> [What to do]:
Look through the material below for "ratio". Copy every line that contains it.

> [Extracted data]:
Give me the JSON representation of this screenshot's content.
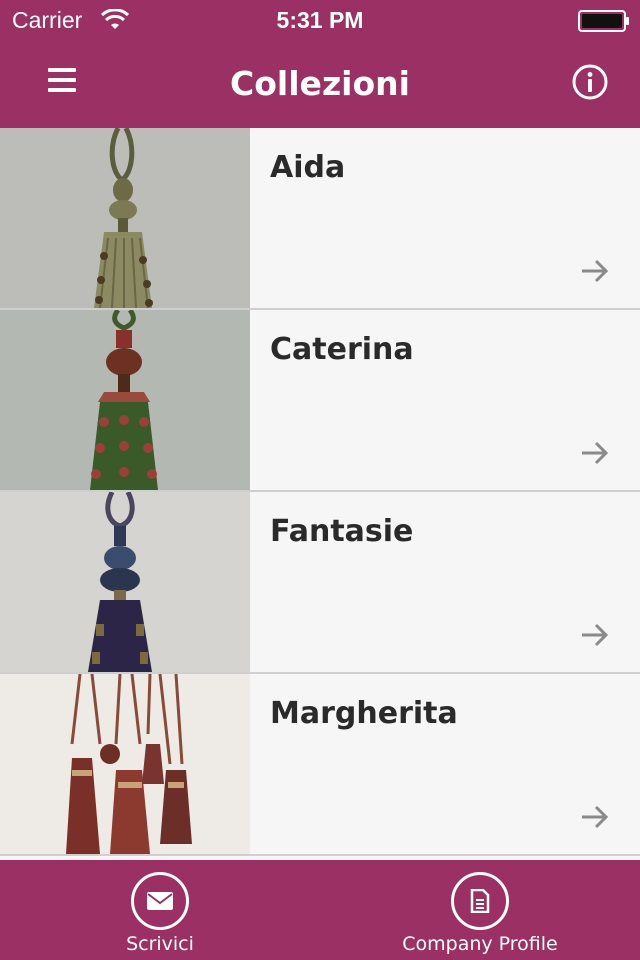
{
  "status_bar": {
    "carrier": "Carrier",
    "time": "5:31 PM"
  },
  "nav": {
    "title": "Collezioni"
  },
  "collections": [
    {
      "title": "Aida"
    },
    {
      "title": "Caterina"
    },
    {
      "title": "Fantasie"
    },
    {
      "title": "Margherita"
    }
  ],
  "tabs": [
    {
      "label": "Scrivici",
      "icon": "envelope-icon"
    },
    {
      "label": "Company Profile",
      "icon": "document-icon"
    }
  ],
  "colors": {
    "brand": "#9a3064",
    "list_bg": "#f6f6f6",
    "arrow": "#8a8a8a"
  }
}
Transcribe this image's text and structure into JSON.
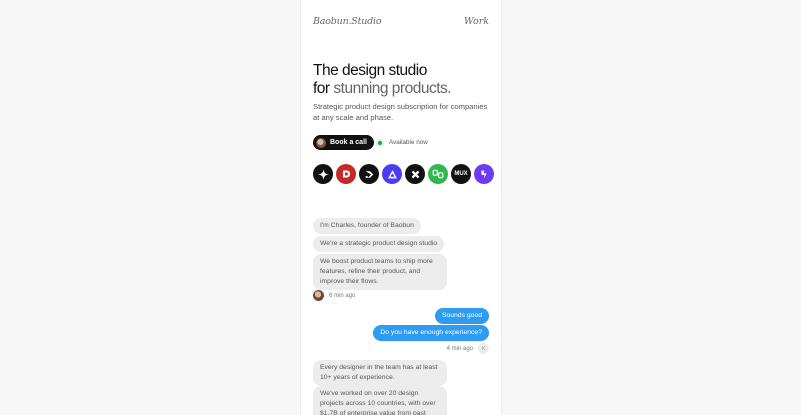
{
  "nav": {
    "brand": "Baobun.Studio",
    "work_link": "Work"
  },
  "hero": {
    "title_line1": "The design studio",
    "title_line2_dark": "for",
    "title_line2_muted": " stunning products.",
    "subtitle": "Strategic product design subscription for companies at any scale and phase."
  },
  "cta": {
    "book_label": "Book a call",
    "availability": "Available now"
  },
  "logos": [
    {
      "name": "sparkle-logo",
      "bg": "#111111"
    },
    {
      "name": "d-logo",
      "bg": "#c42a2a"
    },
    {
      "name": "arrow-logo",
      "bg": "#111111"
    },
    {
      "name": "triangle-logo",
      "bg": "#4b3df2"
    },
    {
      "name": "x-logo",
      "bg": "#111111"
    },
    {
      "name": "pd-logo",
      "bg": "#2eb84f",
      "text": "pd"
    },
    {
      "name": "mux-logo",
      "bg": "#111111",
      "text": "MUX"
    },
    {
      "name": "blob-logo",
      "bg": "#6b3df2"
    }
  ],
  "chat": {
    "in_1": "I'm Charles, founder of Baobun",
    "in_2": "We're a strategic product design studio",
    "in_3": "We boost product teams to ship more features, refine their product, and improve their flows.",
    "in_time": "6 min ago",
    "out_1": "Sounds good",
    "out_2": "Do you have enough experience?",
    "out_time": "4 min ago",
    "out_badge": "K",
    "in_4": "Every designer in the team has at least 10+ years of experience.",
    "in_5": "We've worked on over 20 design projects across 10 countries, with over $1.7B of enterprise value from past"
  },
  "colors": {
    "accent_blue": "#2d9cf2",
    "available_green": "#1fa34a"
  }
}
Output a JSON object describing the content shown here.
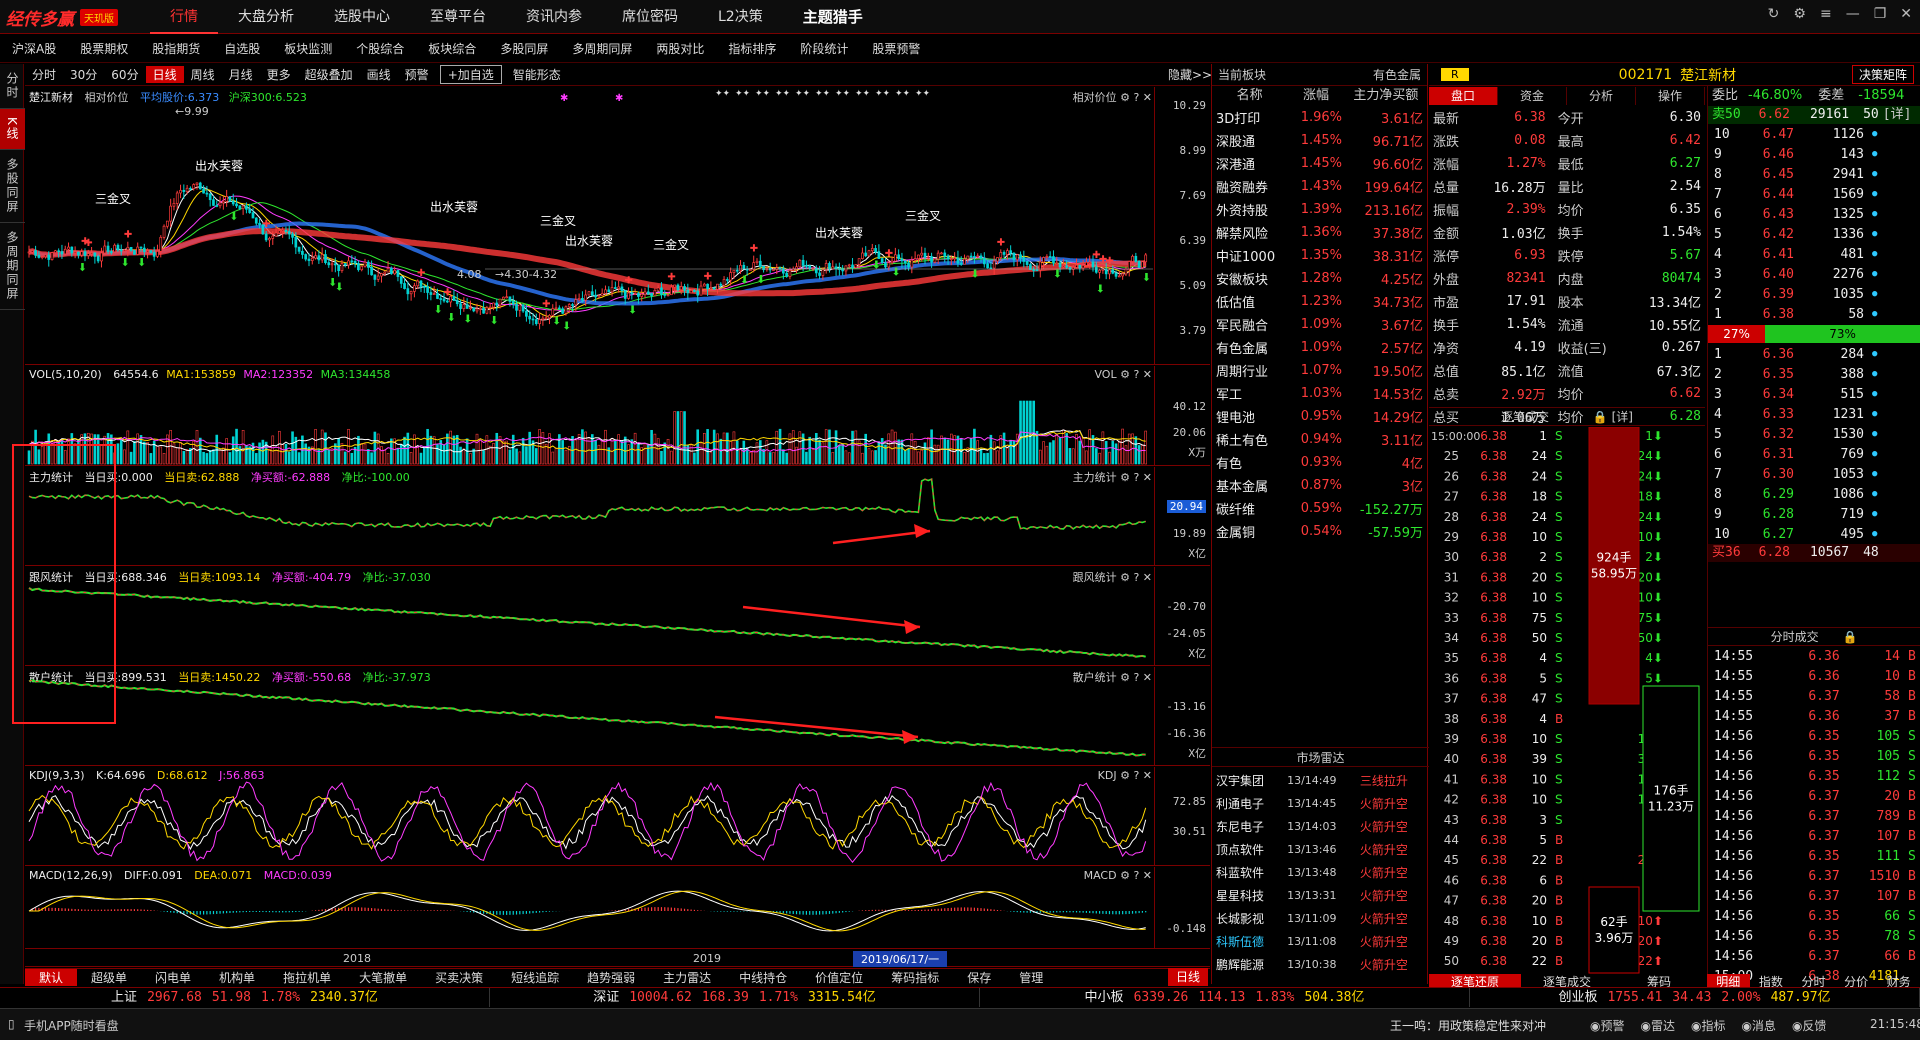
{
  "app": {
    "logo_mark": "经传多赢",
    "edition": "天玑版"
  },
  "menu": [
    "行情",
    "大盘分析",
    "选股中心",
    "至尊平台",
    "资讯内参",
    "席位密码",
    "L2决策",
    "主题猎手"
  ],
  "submenu": [
    "沪深A股",
    "股票期权",
    "股指期货",
    "自选股",
    "板块监测",
    "个股综合",
    "板块综合",
    "多股同屏",
    "多周期同屏",
    "两股对比",
    "指标排序",
    "阶段统计",
    "股票预警"
  ],
  "sidebar": [
    "分时",
    "K线",
    "多股同屏",
    "多周期同屏"
  ],
  "chart_toolbar": [
    "分时",
    "30分",
    "60分",
    "日线",
    "周线",
    "月线",
    "更多",
    "超级叠加",
    "画线",
    "预警",
    "+加自选",
    "智能形态"
  ],
  "chart_toolbar_hide": "隐藏>>",
  "kline": {
    "name": "楚江新材",
    "mode": "相对价位",
    "avg": "平均股价:6.373",
    "hs300": "沪深300:6.523",
    "label_right": "相对价位",
    "yticks": [
      "10.29",
      "8.99",
      "7.69",
      "6.39",
      "5.09",
      "3.79"
    ],
    "hi": "9.99",
    "lo": "4.08",
    "range": "4.30-4.32",
    "signals": [
      "三金叉",
      "出水芙蓉",
      "三金叉",
      "出水芙蓉",
      "三金叉",
      "出水芙蓉",
      "出水芙蓉",
      "三金叉"
    ]
  },
  "vol": {
    "title": "VOL(5,10,20)",
    "v": "64554.6",
    "ma1": "MA1:153859",
    "ma2": "MA2:123352",
    "ma3": "MA3:134458",
    "yticks": [
      "40.12",
      "20.06",
      "X万"
    ],
    "right": "VOL"
  },
  "zl": {
    "title": "主力统计",
    "buy": "当日买:0.000",
    "sell": "当日卖:62.888",
    "net": "净买额:-62.888",
    "ratio": "净比:-100.00",
    "right": "主力统计",
    "yticks": [
      "20.94",
      "19.89",
      "X亿"
    ]
  },
  "gf": {
    "title": "跟风统计",
    "buy": "当日买:688.346",
    "sell": "当日卖:1093.14",
    "net": "净买额:-404.79",
    "ratio": "净比:-37.030",
    "right": "跟风统计",
    "yticks": [
      "-20.70",
      "-24.05",
      "X亿"
    ]
  },
  "sh": {
    "title": "散户统计",
    "buy": "当日买:899.531",
    "sell": "当日卖:1450.22",
    "net": "净买额:-550.68",
    "ratio": "净比:-37.973",
    "right": "散户统计",
    "yticks": [
      "-13.16",
      "-16.36",
      "X亿"
    ]
  },
  "kdj": {
    "title": "KDJ(9,3,3)",
    "k": "K:64.696",
    "d": "D:68.612",
    "j": "J:56.863",
    "right": "KDJ",
    "yticks": [
      "72.85",
      "30.51"
    ]
  },
  "macd": {
    "title": "MACD(12,26,9)",
    "diff": "DIFF:0.091",
    "dea": "DEA:0.071",
    "macd": "MACD:0.039",
    "right": "MACD",
    "yticks": [
      "-0.148"
    ]
  },
  "xaxis": [
    "2018",
    "2019",
    "2019/06/17/一"
  ],
  "bottom_tabs": [
    "默认",
    "超级单",
    "闪电单",
    "机构单",
    "拖拉机单",
    "大笔撤单",
    "买卖决策",
    "短线追踪",
    "趋势强弱",
    "主力雷达",
    "中线持仓",
    "价值定位",
    "筹码指标",
    "保存",
    "管理"
  ],
  "bottom_right": "日线",
  "sectors": {
    "h1": "当前板块",
    "h2": "有色金属",
    "cols": [
      "名称",
      "涨幅",
      "主力净买额"
    ],
    "rows": [
      [
        "3D打印",
        "1.96%",
        "3.61亿"
      ],
      [
        "深股通",
        "1.45%",
        "96.71亿"
      ],
      [
        "深港通",
        "1.45%",
        "96.60亿"
      ],
      [
        "融资融券",
        "1.43%",
        "199.64亿"
      ],
      [
        "外资持股",
        "1.39%",
        "213.16亿"
      ],
      [
        "解禁风险",
        "1.36%",
        "37.38亿"
      ],
      [
        "中证1000",
        "1.35%",
        "38.31亿"
      ],
      [
        "安徽板块",
        "1.28%",
        "4.25亿"
      ],
      [
        "低估值",
        "1.23%",
        "34.73亿"
      ],
      [
        "军民融合",
        "1.09%",
        "3.67亿"
      ],
      [
        "有色金属",
        "1.09%",
        "2.57亿"
      ],
      [
        "周期行业",
        "1.07%",
        "19.50亿"
      ],
      [
        "军工",
        "1.03%",
        "14.53亿"
      ],
      [
        "锂电池",
        "0.95%",
        "14.29亿"
      ],
      [
        "稀土有色",
        "0.94%",
        "3.11亿"
      ],
      [
        "有色",
        "0.93%",
        "4亿"
      ],
      [
        "基本金属",
        "0.87%",
        "3亿"
      ],
      [
        "碳纤维",
        "0.59%",
        "-152.27万"
      ],
      [
        "金属铜",
        "0.54%",
        "-57.59万"
      ]
    ]
  },
  "radar": {
    "title": "市场雷达",
    "rows": [
      [
        "汉宇集团",
        "13/14:49",
        "三线拉升"
      ],
      [
        "利通电子",
        "13/14:45",
        "火箭升空"
      ],
      [
        "东尼电子",
        "13/14:03",
        "火箭升空"
      ],
      [
        "顶点软件",
        "13/13:46",
        "火箭升空"
      ],
      [
        "科蓝软件",
        "13/13:48",
        "火箭升空"
      ],
      [
        "星星科技",
        "13/13:31",
        "火箭升空"
      ],
      [
        "长城影视",
        "13/11:09",
        "火箭升空"
      ],
      [
        "科斯伍德",
        "13/11:08",
        "火箭升空"
      ],
      [
        "鹏辉能源",
        "13/10:38",
        "火箭升空"
      ]
    ]
  },
  "stock": {
    "badge": "R",
    "code": "002171",
    "name": "楚江新材",
    "btn": "决策矩阵",
    "tabs": [
      "盘口",
      "资金",
      "分析",
      "操作"
    ],
    "quote": [
      [
        "最新",
        "6.38",
        "今开",
        "6.30"
      ],
      [
        "涨跌",
        "0.08",
        "最高",
        "6.42"
      ],
      [
        "涨幅",
        "1.27%",
        "最低",
        "6.27"
      ],
      [
        "总量",
        "16.28万",
        "量比",
        "2.54"
      ],
      [
        "振幅",
        "2.39%",
        "均价",
        "6.35"
      ],
      [
        "金额",
        "1.03亿",
        "换手",
        "1.54%"
      ],
      [
        "涨停",
        "6.93",
        "跌停",
        "5.67"
      ],
      [
        "外盘",
        "82341",
        "内盘",
        "80474"
      ],
      [
        "市盈",
        "17.91",
        "股本",
        "13.34亿"
      ],
      [
        "换手",
        "1.54%",
        "流通",
        "10.55亿"
      ],
      [
        "净资",
        "4.19",
        "收益(三)",
        "0.267"
      ],
      [
        "总值",
        "85.1亿",
        "流值",
        "67.3亿"
      ],
      [
        "总卖",
        "2.92万",
        "均价",
        "6.62"
      ],
      [
        "总买",
        "1.06万",
        "均价",
        "6.28"
      ]
    ]
  },
  "book": {
    "wb": "委比",
    "wbv": "-46.80%",
    "wc": "委差",
    "wcv": "-18594",
    "sell50": [
      "卖50",
      "6.62",
      "29161",
      "50",
      "[详]"
    ],
    "asks": [
      [
        "10",
        "6.47",
        "1126"
      ],
      [
        "9",
        "6.46",
        "143"
      ],
      [
        "8",
        "6.45",
        "2941"
      ],
      [
        "7",
        "6.44",
        "1569"
      ],
      [
        "6",
        "6.43",
        "1325"
      ],
      [
        "5",
        "6.42",
        "1336"
      ],
      [
        "4",
        "6.41",
        "481"
      ],
      [
        "3",
        "6.40",
        "2276"
      ],
      [
        "2",
        "6.39",
        "1035"
      ],
      [
        "1",
        "6.38",
        "58"
      ]
    ],
    "pct_sell": "27%",
    "pct_buy": "73%",
    "bids": [
      [
        "1",
        "6.36",
        "284"
      ],
      [
        "2",
        "6.35",
        "388"
      ],
      [
        "3",
        "6.34",
        "515"
      ],
      [
        "4",
        "6.33",
        "1231"
      ],
      [
        "5",
        "6.32",
        "1530"
      ],
      [
        "6",
        "6.31",
        "769"
      ],
      [
        "7",
        "6.30",
        "1053"
      ],
      [
        "8",
        "6.29",
        "1086"
      ],
      [
        "9",
        "6.28",
        "719"
      ],
      [
        "10",
        "6.27",
        "495"
      ]
    ],
    "buy36": [
      "买36",
      "6.28",
      "10567",
      "48"
    ]
  },
  "trades": {
    "title": "逐笔成交",
    "detail": "[详]",
    "t0": "15:00:00",
    "rows": [
      [
        "",
        "6.38",
        "1",
        "S",
        "1"
      ],
      [
        "25",
        "6.38",
        "24",
        "S",
        "24"
      ],
      [
        "26",
        "6.38",
        "24",
        "S",
        "24"
      ],
      [
        "27",
        "6.38",
        "18",
        "S",
        "18"
      ],
      [
        "28",
        "6.38",
        "24",
        "S",
        "24"
      ],
      [
        "29",
        "6.38",
        "10",
        "S",
        "10"
      ],
      [
        "30",
        "6.38",
        "2",
        "S",
        "2"
      ],
      [
        "31",
        "6.38",
        "20",
        "S",
        "20"
      ],
      [
        "32",
        "6.38",
        "10",
        "S",
        "10"
      ],
      [
        "33",
        "6.38",
        "75",
        "S",
        "75"
      ],
      [
        "34",
        "6.38",
        "50",
        "S",
        "50"
      ],
      [
        "35",
        "6.38",
        "4",
        "S",
        "4"
      ],
      [
        "36",
        "6.38",
        "5",
        "S",
        "5"
      ],
      [
        "37",
        "6.38",
        "47",
        "S",
        ""
      ],
      [
        "38",
        "6.38",
        "4",
        "B",
        "4"
      ],
      [
        "39",
        "6.38",
        "10",
        "S",
        "10"
      ],
      [
        "40",
        "6.38",
        "39",
        "S",
        "39"
      ],
      [
        "41",
        "6.38",
        "10",
        "S",
        "10"
      ],
      [
        "42",
        "6.38",
        "10",
        "S",
        "10"
      ],
      [
        "43",
        "6.38",
        "3",
        "S",
        "3"
      ],
      [
        "44",
        "6.38",
        "5",
        "B",
        "5"
      ],
      [
        "45",
        "6.38",
        "22",
        "B",
        "22"
      ],
      [
        "46",
        "6.38",
        "6",
        "B",
        "6"
      ],
      [
        "47",
        "6.38",
        "20",
        "B",
        ""
      ],
      [
        "48",
        "6.38",
        "10",
        "B",
        "10"
      ],
      [
        "49",
        "6.38",
        "20",
        "B",
        "20"
      ],
      [
        "50",
        "6.38",
        "22",
        "B",
        "22"
      ]
    ],
    "blk1a": "924手",
    "blk1b": "58.95万",
    "blk2a": "176手",
    "blk2b": "11.23万",
    "blk3a": "62手",
    "blk3b": "3.96万"
  },
  "ticks": {
    "title": "分时成交",
    "rows": [
      [
        "14:55",
        "6.36",
        "14",
        "B"
      ],
      [
        "14:55",
        "6.36",
        "10",
        "B"
      ],
      [
        "14:55",
        "6.37",
        "58",
        "B"
      ],
      [
        "14:55",
        "6.36",
        "37",
        "B"
      ],
      [
        "14:56",
        "6.35",
        "105",
        "S"
      ],
      [
        "14:56",
        "6.35",
        "105",
        "S"
      ],
      [
        "14:56",
        "6.35",
        "112",
        "S"
      ],
      [
        "14:56",
        "6.37",
        "20",
        "B"
      ],
      [
        "14:56",
        "6.37",
        "789",
        "B"
      ],
      [
        "14:56",
        "6.37",
        "107",
        "B"
      ],
      [
        "14:56",
        "6.35",
        "111",
        "S"
      ],
      [
        "14:56",
        "6.37",
        "1510",
        "B"
      ],
      [
        "14:56",
        "6.37",
        "107",
        "B"
      ],
      [
        "14:56",
        "6.35",
        "66",
        "S"
      ],
      [
        "14:56",
        "6.35",
        "78",
        "S"
      ],
      [
        "14:56",
        "6.37",
        "66",
        "B"
      ],
      [
        "15:00",
        "6.38",
        "4181",
        ""
      ]
    ]
  },
  "rbtabs": [
    "逐笔还原",
    "逐笔成交",
    "筹码"
  ],
  "rbtabs2": [
    "明细",
    "指数",
    "分时",
    "分价",
    "财务"
  ],
  "indices": [
    [
      "上证",
      "2967.68",
      "51.98",
      "1.78%",
      "2340.37亿"
    ],
    [
      "深证",
      "10004.62",
      "168.39",
      "1.71%",
      "3315.54亿"
    ],
    [
      "中小板",
      "6339.26",
      "114.13",
      "1.83%",
      "504.38亿"
    ],
    [
      "创业板",
      "1755.41",
      "34.43",
      "2.00%",
      "487.97亿"
    ]
  ],
  "statusbar": {
    "left": "手机APP随时看盘",
    "news": "王一鸣：用政策稳定性来对冲",
    "items": [
      "预警",
      "雷达",
      "指标",
      "消息",
      "反馈"
    ],
    "time": "21:15:48"
  }
}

> [Task answer]:
    "ratio": "净比:-100.00",
    "ratio": "净比:-37.030",
    "ratio": "净比:-37.973",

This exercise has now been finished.